— Start —
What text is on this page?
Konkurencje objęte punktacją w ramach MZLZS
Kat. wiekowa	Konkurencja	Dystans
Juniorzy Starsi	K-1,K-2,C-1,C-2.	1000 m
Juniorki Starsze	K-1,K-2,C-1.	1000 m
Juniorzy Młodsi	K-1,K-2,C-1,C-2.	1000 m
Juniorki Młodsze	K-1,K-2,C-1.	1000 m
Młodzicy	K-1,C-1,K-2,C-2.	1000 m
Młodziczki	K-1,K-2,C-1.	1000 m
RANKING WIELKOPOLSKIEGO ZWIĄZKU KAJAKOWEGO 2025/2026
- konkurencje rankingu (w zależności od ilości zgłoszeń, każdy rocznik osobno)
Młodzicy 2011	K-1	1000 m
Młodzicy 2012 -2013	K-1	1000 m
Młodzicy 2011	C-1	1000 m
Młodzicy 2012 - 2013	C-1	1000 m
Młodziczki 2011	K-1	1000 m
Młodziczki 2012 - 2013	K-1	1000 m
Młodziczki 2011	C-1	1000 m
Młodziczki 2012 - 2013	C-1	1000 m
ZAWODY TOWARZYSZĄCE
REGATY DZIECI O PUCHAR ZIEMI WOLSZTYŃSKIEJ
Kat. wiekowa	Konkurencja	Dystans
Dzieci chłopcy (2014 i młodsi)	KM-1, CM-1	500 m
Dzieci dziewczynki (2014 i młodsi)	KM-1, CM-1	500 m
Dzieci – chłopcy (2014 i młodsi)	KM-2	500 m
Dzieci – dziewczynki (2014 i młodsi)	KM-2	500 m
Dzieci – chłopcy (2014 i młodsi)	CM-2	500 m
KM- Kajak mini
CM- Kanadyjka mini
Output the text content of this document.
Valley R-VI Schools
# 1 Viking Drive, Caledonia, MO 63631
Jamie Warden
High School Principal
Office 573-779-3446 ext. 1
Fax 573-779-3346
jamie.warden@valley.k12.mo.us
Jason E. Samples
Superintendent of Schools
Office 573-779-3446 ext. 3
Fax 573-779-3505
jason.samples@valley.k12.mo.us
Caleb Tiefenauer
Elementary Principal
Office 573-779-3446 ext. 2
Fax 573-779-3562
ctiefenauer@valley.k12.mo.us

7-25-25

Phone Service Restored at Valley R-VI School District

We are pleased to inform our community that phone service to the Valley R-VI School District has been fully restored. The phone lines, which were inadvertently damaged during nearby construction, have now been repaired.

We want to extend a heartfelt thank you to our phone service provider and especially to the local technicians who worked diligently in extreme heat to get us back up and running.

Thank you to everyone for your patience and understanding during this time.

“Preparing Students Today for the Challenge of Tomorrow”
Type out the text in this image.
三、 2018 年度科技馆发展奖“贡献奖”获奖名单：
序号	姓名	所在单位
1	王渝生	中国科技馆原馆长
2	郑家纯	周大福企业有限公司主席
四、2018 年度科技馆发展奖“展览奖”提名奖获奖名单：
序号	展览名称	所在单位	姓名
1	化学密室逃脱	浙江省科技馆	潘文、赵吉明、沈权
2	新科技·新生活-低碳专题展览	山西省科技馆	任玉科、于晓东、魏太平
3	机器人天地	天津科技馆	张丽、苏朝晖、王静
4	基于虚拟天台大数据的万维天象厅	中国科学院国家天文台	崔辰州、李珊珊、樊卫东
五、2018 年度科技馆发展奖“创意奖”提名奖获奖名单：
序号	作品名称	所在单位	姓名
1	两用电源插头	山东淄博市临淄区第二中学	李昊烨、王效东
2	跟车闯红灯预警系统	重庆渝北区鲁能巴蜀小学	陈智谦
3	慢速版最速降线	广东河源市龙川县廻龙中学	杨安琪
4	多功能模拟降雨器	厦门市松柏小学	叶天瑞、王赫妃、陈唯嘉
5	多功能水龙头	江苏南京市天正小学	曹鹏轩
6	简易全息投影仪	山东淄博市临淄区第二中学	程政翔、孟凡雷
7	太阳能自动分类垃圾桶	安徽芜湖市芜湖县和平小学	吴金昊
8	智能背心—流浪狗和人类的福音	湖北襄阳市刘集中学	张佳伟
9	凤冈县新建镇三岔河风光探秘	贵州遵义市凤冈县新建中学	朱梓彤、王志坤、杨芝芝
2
— End —
Locate the line that contains "Type out the text in this image.". Repeat it and every line after it, up to and including the final line, exactly.

The reply —
Type out the text in this image.
三、 2018 年度科技馆发展奖“贡献奖”获奖名单：
序号	姓名	所在单位
1	王渝生	中国科技馆原馆长
2	郑家纯	周大福企业有限公司主席
四、2018 年度科技馆发展奖“展览奖”提名奖获奖名单：
序号	展览名称	所在单位	姓名
1	化学密室逃脱	浙江省科技馆	潘文、赵吉明、沈权
2	新科技·新生活-低碳专题展览	山西省科技馆	任玉科、于晓东、魏太平
3	机器人天地	天津科技馆	张丽、苏朝晖、王静
4	基于虚拟天台大数据的万维天象厅	中国科学院国家天文台	崔辰州、李珊珊、樊卫东
五、2018 年度科技馆发展奖“创意奖”提名奖获奖名单：
序号	作品名称	所在单位	姓名
1	两用电源插头	山东淄博市临淄区第二中学	李昊烨、王效东
2	跟车闯红灯预警系统	重庆渝北区鲁能巴蜀小学	陈智谦
3	慢速版最速降线	广东河源市龙川县廻龙中学	杨安琪
4	多功能模拟降雨器	厦门市松柏小学	叶天瑞、王赫妃、陈唯嘉
5	多功能水龙头	江苏南京市天正小学	曹鹏轩
6	简易全息投影仪	山东淄博市临淄区第二中学	程政翔、孟凡雷
7	太阳能自动分类垃圾桶	安徽芜湖市芜湖县和平小学	吴金昊
8	智能背心—流浪狗和人类的福音	湖北襄阳市刘集中学	张佳伟
9	凤冈县新建镇三岔河风光探秘	贵州遵义市凤冈县新建中学	朱梓彤、王志坤、杨芝芝
2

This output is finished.